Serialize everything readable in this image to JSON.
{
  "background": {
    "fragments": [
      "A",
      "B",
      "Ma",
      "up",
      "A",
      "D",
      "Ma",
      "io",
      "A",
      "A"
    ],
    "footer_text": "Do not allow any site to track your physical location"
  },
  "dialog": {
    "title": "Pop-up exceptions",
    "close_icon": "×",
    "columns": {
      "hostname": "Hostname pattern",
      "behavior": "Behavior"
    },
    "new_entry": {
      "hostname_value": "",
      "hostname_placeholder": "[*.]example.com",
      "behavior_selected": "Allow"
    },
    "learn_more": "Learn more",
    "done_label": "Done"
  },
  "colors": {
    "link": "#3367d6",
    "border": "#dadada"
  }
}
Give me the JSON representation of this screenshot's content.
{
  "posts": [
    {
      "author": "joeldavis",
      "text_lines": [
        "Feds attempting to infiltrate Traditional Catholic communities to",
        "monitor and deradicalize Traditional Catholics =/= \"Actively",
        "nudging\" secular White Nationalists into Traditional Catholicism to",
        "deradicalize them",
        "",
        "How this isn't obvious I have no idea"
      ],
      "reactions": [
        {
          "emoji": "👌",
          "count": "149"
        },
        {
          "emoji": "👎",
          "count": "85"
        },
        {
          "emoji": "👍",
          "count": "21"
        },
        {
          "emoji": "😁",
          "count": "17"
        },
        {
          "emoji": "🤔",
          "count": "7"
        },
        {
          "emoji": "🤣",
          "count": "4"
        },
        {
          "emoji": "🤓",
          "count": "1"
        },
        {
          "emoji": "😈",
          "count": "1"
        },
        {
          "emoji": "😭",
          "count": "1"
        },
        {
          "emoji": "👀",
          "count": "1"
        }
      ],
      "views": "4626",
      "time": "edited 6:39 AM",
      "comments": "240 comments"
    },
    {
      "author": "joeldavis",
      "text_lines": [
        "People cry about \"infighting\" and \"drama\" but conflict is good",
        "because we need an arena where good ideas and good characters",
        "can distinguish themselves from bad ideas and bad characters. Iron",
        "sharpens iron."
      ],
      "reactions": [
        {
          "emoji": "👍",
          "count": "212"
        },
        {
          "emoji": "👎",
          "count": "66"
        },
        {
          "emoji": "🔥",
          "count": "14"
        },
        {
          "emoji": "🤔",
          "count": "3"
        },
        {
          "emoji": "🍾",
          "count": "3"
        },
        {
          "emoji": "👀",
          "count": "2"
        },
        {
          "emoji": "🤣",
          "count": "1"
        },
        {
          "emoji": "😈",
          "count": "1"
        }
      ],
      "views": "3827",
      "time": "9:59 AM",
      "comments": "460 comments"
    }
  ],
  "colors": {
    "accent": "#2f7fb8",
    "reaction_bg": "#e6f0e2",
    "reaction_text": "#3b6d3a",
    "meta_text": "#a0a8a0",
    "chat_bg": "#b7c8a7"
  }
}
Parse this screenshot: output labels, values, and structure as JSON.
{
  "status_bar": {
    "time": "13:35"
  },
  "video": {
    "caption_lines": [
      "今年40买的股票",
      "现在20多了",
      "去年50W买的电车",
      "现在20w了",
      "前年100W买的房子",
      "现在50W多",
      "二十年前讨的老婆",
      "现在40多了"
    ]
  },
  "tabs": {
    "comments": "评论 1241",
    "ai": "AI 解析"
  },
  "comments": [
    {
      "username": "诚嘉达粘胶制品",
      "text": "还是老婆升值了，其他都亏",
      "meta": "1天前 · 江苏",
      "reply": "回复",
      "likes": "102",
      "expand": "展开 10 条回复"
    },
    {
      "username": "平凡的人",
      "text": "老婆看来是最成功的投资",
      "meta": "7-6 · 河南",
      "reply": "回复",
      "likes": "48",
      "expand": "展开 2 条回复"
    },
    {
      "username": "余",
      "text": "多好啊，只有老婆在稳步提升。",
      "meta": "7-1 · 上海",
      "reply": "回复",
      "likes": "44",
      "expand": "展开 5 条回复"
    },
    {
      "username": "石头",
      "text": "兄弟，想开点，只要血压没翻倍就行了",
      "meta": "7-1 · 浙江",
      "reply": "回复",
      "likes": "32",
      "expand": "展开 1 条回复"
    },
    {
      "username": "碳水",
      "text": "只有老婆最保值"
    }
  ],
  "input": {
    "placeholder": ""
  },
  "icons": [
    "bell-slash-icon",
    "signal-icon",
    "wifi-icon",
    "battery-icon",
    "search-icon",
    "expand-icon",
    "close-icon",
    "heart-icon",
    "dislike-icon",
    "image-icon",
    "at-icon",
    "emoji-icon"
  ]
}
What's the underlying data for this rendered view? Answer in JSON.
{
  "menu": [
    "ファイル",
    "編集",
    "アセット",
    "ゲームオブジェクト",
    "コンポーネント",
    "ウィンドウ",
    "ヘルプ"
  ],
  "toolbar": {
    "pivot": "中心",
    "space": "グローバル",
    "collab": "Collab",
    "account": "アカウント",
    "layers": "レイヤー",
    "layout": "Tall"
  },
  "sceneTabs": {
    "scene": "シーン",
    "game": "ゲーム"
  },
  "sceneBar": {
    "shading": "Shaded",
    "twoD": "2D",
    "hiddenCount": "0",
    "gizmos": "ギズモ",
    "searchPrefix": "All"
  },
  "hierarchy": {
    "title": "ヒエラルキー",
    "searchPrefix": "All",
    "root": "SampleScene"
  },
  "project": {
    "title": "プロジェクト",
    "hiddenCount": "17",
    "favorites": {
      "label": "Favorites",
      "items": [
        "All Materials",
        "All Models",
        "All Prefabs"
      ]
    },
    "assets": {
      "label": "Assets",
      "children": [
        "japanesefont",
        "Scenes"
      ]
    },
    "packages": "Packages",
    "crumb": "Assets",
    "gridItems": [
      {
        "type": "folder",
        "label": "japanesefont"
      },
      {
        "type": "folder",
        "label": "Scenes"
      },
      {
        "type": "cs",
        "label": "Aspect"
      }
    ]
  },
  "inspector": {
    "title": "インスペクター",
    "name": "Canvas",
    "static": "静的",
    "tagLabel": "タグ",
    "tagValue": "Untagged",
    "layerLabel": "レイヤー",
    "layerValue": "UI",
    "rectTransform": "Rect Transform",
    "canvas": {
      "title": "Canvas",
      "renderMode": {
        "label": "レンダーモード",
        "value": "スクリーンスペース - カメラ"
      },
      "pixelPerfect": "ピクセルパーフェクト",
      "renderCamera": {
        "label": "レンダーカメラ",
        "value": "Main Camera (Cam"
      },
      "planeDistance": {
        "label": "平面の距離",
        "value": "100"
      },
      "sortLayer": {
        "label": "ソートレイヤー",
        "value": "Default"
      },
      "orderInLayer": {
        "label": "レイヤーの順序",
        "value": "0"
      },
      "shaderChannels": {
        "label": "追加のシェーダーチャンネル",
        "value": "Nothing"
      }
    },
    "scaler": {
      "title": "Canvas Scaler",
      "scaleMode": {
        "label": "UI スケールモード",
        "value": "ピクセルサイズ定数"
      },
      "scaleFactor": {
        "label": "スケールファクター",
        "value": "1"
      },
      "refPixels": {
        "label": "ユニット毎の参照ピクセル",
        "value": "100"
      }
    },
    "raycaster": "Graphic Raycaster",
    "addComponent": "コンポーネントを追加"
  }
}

**Requirement:**
Type the whole listing again, unaltered.

**Written response:**
Serialize everything readable in this image to JSON.
{
  "background": {
    "fragments": [
      "A",
      "B",
      "Ma",
      "up",
      "A",
      "D",
      "Ma",
      "io",
      "A",
      "A"
    ],
    "footer_text": "Do not allow any site to track your physical location"
  },
  "dialog": {
    "title": "Pop-up exceptions",
    "close_icon": "×",
    "columns": {
      "hostname": "Hostname pattern",
      "behavior": "Behavior"
    },
    "new_entry": {
      "hostname_value": "",
      "hostname_placeholder": "[*.]example.com",
      "behavior_selected": "Allow"
    },
    "learn_more": "Learn more",
    "done_label": "Done"
  },
  "colors": {
    "link": "#3367d6",
    "border": "#dadada"
  }
}
Give me the JSON representation of this screenshot's content.
{
  "posts": [
    {
      "author": "joeldavis",
      "text_lines": [
        "Feds attempting to infiltrate Traditional Catholic communities to",
        "monitor and deradicalize Traditional Catholics =/= \"Actively",
        "nudging\" secular White Nationalists into Traditional Catholicism to",
        "deradicalize them",
        "",
        "How this isn't obvious I have no idea"
      ],
      "reactions": [
        {
          "emoji": "👌",
          "count": "149"
        },
        {
          "emoji": "👎",
          "count": "85"
        },
        {
          "emoji": "👍",
          "count": "21"
        },
        {
          "emoji": "😁",
          "count": "17"
        },
        {
          "emoji": "🤔",
          "count": "7"
        },
        {
          "emoji": "🤣",
          "count": "4"
        },
        {
          "emoji": "🤓",
          "count": "1"
        },
        {
          "emoji": "😈",
          "count": "1"
        },
        {
          "emoji": "😭",
          "count": "1"
        },
        {
          "emoji": "👀",
          "count": "1"
        }
      ],
      "views": "4626",
      "time": "edited 6:39 AM",
      "comments": "240 comments"
    },
    {
      "author": "joeldavis",
      "text_lines": [
        "People cry about \"infighting\" and \"drama\" but conflict is good",
        "because we need an arena where good ideas and good characters",
        "can distinguish themselves from bad ideas and bad characters. Iron",
        "sharpens iron."
      ],
      "reactions": [
        {
          "emoji": "👍",
          "count": "212"
        },
        {
          "emoji": "👎",
          "count": "66"
        },
        {
          "emoji": "🔥",
          "count": "14"
        },
        {
          "emoji": "🤔",
          "count": "3"
        },
        {
          "emoji": "🍾",
          "count": "3"
        },
        {
          "emoji": "👀",
          "count": "2"
        },
        {
          "emoji": "🤣",
          "count": "1"
        },
        {
          "emoji": "😈",
          "count": "1"
        }
      ],
      "views": "3827",
      "time": "9:59 AM",
      "comments": "460 comments"
    }
  ],
  "colors": {
    "accent": "#2f7fb8",
    "reaction_bg": "#e6f0e2",
    "reaction_text": "#3b6d3a",
    "meta_text": "#a0a8a0",
    "chat_bg": "#b7c8a7"
  }
}
Parse this screenshot: output labels, values, and structure as JSON.
{
  "status_bar": {
    "time": "13:35"
  },
  "video": {
    "caption_lines": [
      "今年40买的股票",
      "现在20多了",
      "去年50W买的电车",
      "现在20w了",
      "前年100W买的房子",
      "现在50W多",
      "二十年前讨的老婆",
      "现在40多了"
    ]
  },
  "tabs": {
    "comments": "评论 1241",
    "ai": "AI 解析"
  },
  "comments": [
    {
      "username": "诚嘉达粘胶制品",
      "text": "还是老婆升值了，其他都亏",
      "meta": "1天前 · 江苏",
      "reply": "回复",
      "likes": "102",
      "expand": "展开 10 条回复"
    },
    {
      "username": "平凡的人",
      "text": "老婆看来是最成功的投资",
      "meta": "7-6 · 河南",
      "reply": "回复",
      "likes": "48",
      "expand": "展开 2 条回复"
    },
    {
      "username": "余",
      "text": "多好啊，只有老婆在稳步提升。",
      "meta": "7-1 · 上海",
      "reply": "回复",
      "likes": "44",
      "expand": "展开 5 条回复"
    },
    {
      "username": "石头",
      "text": "兄弟，想开点，只要血压没翻倍就行了",
      "meta": "7-1 · 浙江",
      "reply": "回复",
      "likes": "32",
      "expand": "展开 1 条回复"
    },
    {
      "username": "碳水",
      "text": "只有老婆最保值"
    }
  ],
  "input": {
    "placeholder": ""
  },
  "icons": [
    "bell-slash-icon",
    "signal-icon",
    "wifi-icon",
    "battery-icon",
    "search-icon",
    "expand-icon",
    "close-icon",
    "heart-icon",
    "dislike-icon",
    "image-icon",
    "at-icon",
    "emoji-icon"
  ]
}
What's the underlying data for this rendered view? Answer in JSON.
{
  "menu": [
    "ファイル",
    "編集",
    "アセット",
    "ゲームオブジェクト",
    "コンポーネント",
    "ウィンドウ",
    "ヘルプ"
  ],
  "toolbar": {
    "pivot": "中心",
    "space": "グローバル",
    "collab": "Collab",
    "account": "アカウント",
    "layers": "レイヤー",
    "layout": "Tall"
  },
  "sceneTabs": {
    "scene": "シーン",
    "game": "ゲーム"
  },
  "sceneBar": {
    "shading": "Shaded",
    "twoD": "2D",
    "hiddenCount": "0",
    "gizmos": "ギズモ",
    "searchPrefix": "All"
  },
  "hierarchy": {
    "title": "ヒエラルキー",
    "searchPrefix": "All",
    "root": "SampleScene"
  },
  "project": {
    "title": "プロジェクト",
    "hiddenCount": "17",
    "favorites": {
      "label": "Favorites",
      "items": [
        "All Materials",
        "All Models",
        "All Prefabs"
      ]
    },
    "assets": {
      "label": "Assets",
      "children": [
        "japanesefont",
        "Scenes"
      ]
    },
    "packages": "Packages",
    "crumb": "Assets",
    "gridItems": [
      {
        "type": "folder",
        "label": "japanesefont"
      },
      {
        "type": "folder",
        "label": "Scenes"
      },
      {
        "type": "cs",
        "label": "Aspect"
      }
    ]
  },
  "inspector": {
    "title": "インスペクター",
    "name": "Canvas",
    "static": "静的",
    "tagLabel": "タグ",
    "tagValue": "Untagged",
    "layerLabel": "レイヤー",
    "layerValue": "UI",
    "rectTransform": "Rect Transform",
    "canvas": {
      "title": "Canvas",
      "renderMode": {
        "label": "レンダーモード",
        "value": "スクリーンスペース - カメラ"
      },
      "pixelPerfect": "ピクセルパーフェクト",
      "renderCamera": {
        "label": "レンダーカメラ",
        "value": "Main Camera (Cam"
      },
      "planeDistance": {
        "label": "平面の距離",
        "value": "100"
      },
      "sortLayer": {
        "label": "ソートレイヤー",
        "value": "Default"
      },
      "orderInLayer": {
        "label": "レイヤーの順序",
        "value": "0"
      },
      "shaderChannels": {
        "label": "追加のシェーダーチャンネル",
        "value": "Nothing"
      }
    },
    "scaler": {
      "title": "Canvas Scaler",
      "scaleMode": {
        "label": "UI スケールモード",
        "value": "ピクセルサイズ定数"
      },
      "scaleFactor": {
        "label": "スケールファクター",
        "value": "1"
      },
      "refPixels": {
        "label": "ユニット毎の参照ピクセル",
        "value": "100"
      }
    },
    "raycaster": "Graphic Raycaster",
    "addComponent": "コンポーネントを追加"
  }
}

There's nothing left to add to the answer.